§ EXERCISE: Pick out the lines in the listing below that contain the word "rzeczownik" and copy them.

§ PROVIDED MATERIAL:
##############################

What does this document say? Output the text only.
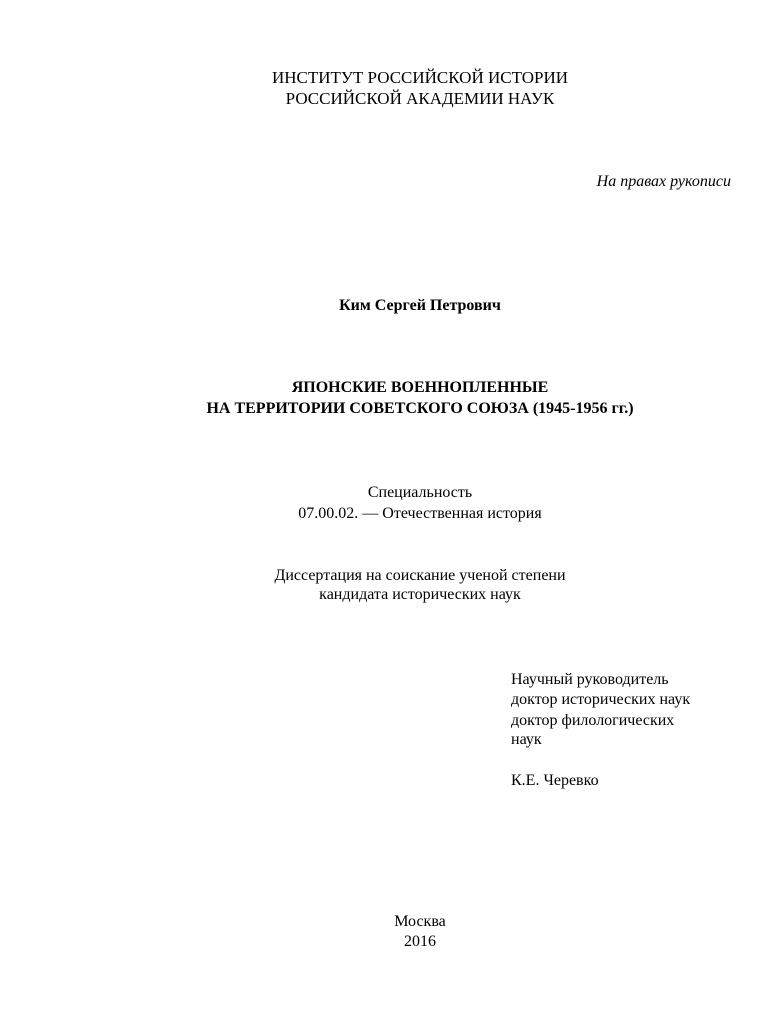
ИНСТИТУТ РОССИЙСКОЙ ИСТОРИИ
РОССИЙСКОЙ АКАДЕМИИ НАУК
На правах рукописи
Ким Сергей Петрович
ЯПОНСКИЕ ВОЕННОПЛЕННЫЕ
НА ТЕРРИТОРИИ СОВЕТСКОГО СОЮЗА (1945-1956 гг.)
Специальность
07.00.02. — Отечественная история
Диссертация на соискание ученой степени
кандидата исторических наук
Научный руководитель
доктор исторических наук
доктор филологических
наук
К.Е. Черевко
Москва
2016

##############################

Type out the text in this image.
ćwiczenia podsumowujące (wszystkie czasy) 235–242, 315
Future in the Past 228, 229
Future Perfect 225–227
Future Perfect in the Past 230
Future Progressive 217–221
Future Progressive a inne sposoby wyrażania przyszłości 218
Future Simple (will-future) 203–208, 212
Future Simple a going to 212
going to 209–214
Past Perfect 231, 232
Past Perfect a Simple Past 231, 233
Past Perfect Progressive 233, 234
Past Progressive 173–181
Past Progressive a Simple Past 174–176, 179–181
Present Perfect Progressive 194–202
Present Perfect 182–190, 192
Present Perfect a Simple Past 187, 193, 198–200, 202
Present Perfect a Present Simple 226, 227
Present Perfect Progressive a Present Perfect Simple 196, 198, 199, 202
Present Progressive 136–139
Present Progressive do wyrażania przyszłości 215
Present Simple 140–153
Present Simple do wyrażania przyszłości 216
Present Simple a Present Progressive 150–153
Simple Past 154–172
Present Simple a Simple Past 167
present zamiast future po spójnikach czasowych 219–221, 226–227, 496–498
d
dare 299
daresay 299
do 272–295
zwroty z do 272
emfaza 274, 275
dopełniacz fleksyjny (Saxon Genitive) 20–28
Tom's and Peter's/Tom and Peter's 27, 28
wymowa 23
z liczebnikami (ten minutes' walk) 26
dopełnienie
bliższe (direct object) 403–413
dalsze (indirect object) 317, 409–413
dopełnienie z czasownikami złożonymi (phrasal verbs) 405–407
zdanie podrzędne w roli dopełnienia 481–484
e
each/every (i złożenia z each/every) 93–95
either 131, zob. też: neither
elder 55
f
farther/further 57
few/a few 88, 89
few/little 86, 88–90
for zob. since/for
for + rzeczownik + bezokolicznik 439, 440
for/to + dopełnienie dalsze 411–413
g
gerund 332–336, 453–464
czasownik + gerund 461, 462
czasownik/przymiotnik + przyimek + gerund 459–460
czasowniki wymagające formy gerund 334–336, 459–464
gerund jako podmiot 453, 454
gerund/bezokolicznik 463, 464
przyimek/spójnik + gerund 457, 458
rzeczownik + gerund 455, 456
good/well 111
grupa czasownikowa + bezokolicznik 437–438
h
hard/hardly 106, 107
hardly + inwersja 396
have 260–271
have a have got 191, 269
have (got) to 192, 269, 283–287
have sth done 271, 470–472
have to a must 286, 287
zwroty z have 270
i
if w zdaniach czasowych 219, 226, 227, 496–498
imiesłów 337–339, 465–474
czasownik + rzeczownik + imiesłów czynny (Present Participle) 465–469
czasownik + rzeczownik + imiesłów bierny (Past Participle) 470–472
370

##############################

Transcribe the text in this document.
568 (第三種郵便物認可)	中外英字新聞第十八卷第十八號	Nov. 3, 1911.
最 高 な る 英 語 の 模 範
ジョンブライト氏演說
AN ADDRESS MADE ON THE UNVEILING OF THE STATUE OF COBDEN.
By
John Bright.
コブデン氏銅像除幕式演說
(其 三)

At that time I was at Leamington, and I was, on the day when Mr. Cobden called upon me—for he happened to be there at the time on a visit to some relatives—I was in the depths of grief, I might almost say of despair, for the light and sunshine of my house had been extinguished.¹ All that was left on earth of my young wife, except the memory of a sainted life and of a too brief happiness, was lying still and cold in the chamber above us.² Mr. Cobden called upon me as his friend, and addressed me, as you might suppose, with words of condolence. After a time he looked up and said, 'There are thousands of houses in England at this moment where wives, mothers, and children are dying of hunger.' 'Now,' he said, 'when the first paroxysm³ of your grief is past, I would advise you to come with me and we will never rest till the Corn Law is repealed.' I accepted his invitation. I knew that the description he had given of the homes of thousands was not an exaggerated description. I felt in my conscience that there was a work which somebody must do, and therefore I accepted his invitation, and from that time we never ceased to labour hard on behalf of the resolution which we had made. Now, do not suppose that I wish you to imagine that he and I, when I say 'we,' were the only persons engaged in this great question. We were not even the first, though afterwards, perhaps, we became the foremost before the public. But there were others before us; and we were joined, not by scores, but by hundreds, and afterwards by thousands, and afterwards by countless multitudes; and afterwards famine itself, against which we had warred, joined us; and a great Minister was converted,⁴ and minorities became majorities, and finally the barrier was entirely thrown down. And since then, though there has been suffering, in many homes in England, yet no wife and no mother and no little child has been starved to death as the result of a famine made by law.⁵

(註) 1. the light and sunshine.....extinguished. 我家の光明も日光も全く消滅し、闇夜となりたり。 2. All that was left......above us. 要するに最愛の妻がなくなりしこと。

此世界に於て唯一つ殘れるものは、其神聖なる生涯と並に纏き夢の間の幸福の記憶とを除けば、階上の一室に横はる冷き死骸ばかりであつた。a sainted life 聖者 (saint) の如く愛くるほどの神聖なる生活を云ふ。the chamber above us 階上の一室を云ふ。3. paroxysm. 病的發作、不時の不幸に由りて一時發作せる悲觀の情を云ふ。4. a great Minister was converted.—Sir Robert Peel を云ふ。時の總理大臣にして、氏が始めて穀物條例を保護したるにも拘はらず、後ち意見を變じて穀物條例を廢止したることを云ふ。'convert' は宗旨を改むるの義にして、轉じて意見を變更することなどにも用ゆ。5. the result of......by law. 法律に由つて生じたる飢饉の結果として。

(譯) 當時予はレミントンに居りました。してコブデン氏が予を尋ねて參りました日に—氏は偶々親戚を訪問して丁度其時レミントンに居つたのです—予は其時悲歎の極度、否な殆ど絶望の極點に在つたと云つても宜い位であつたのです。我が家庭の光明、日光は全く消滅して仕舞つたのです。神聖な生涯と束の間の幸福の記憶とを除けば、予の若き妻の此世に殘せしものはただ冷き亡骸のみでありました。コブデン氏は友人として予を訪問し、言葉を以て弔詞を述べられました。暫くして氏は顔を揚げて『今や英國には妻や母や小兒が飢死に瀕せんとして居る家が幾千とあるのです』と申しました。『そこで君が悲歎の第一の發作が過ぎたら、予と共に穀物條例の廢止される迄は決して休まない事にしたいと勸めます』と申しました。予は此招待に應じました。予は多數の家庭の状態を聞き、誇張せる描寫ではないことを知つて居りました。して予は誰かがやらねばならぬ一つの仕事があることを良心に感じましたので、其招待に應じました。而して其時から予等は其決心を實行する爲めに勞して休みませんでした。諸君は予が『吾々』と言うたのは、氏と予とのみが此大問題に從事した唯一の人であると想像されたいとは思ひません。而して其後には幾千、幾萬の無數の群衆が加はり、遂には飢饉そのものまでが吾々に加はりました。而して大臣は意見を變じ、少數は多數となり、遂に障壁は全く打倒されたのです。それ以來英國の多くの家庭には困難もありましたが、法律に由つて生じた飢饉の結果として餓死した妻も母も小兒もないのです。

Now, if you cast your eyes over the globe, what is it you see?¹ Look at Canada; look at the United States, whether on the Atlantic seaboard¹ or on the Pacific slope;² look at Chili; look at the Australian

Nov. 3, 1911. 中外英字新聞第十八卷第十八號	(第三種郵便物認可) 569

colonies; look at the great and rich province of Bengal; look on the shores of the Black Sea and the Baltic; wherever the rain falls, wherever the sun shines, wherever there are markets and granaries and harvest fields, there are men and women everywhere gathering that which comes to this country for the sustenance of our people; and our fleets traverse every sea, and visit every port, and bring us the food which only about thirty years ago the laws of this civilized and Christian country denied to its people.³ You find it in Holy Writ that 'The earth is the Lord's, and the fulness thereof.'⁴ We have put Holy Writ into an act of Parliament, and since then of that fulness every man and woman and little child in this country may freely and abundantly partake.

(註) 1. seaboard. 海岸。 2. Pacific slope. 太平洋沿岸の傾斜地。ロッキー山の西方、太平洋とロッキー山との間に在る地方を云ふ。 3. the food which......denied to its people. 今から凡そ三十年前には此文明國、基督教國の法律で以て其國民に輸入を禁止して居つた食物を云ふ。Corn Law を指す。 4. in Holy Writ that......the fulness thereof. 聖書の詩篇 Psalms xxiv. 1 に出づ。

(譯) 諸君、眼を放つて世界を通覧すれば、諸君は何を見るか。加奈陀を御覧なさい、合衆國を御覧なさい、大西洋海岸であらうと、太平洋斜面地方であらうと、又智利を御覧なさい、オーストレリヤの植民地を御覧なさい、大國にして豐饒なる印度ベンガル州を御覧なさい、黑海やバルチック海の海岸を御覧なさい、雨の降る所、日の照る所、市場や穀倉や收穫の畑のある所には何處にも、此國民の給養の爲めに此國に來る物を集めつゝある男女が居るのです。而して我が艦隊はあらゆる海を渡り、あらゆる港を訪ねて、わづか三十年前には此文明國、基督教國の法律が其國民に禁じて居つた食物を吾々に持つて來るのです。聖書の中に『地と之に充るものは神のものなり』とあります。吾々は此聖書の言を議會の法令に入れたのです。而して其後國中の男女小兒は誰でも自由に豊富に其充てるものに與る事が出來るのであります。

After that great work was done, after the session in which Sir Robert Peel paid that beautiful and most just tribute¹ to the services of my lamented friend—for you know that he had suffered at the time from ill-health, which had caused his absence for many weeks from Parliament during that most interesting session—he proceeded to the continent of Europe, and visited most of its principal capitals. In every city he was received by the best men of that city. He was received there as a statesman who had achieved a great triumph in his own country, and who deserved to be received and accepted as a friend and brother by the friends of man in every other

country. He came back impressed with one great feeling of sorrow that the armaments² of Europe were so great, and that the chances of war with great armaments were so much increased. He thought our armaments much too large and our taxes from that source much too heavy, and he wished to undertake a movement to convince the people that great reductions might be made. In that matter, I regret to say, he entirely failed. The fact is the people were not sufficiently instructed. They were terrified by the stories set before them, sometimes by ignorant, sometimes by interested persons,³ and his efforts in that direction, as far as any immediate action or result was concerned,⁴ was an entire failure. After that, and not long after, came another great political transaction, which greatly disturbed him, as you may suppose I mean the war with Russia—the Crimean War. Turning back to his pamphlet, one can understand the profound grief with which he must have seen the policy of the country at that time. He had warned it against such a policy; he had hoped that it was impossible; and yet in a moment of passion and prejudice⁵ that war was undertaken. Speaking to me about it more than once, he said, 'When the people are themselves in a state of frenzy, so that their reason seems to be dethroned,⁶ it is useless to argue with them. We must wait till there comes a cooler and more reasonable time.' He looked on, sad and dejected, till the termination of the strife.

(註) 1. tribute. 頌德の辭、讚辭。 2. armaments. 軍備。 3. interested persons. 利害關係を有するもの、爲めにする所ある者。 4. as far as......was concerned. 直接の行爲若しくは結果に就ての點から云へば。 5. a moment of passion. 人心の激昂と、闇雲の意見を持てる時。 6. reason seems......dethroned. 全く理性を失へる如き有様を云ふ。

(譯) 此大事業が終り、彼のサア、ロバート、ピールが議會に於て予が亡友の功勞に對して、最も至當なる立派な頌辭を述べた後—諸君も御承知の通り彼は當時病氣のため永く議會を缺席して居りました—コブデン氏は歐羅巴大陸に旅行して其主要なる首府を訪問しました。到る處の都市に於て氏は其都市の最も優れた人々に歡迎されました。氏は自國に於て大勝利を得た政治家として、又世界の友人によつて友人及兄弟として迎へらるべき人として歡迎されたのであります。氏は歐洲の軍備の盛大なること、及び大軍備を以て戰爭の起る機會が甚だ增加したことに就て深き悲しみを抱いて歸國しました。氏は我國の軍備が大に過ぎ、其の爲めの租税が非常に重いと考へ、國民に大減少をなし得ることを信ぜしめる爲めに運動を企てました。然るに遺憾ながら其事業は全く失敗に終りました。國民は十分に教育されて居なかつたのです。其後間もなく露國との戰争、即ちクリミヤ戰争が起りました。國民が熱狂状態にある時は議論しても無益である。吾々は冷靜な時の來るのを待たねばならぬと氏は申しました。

##############################

§ RESULT:
for + rzeczownik + bezokolicznik 439, 440
rzeczownik + gerund 455, 456
czasownik + rzeczownik + imiesłów czynny (Present Participle) 465–469
czasownik + rzeczownik + imiesłów bierny (Past Participle) 470–472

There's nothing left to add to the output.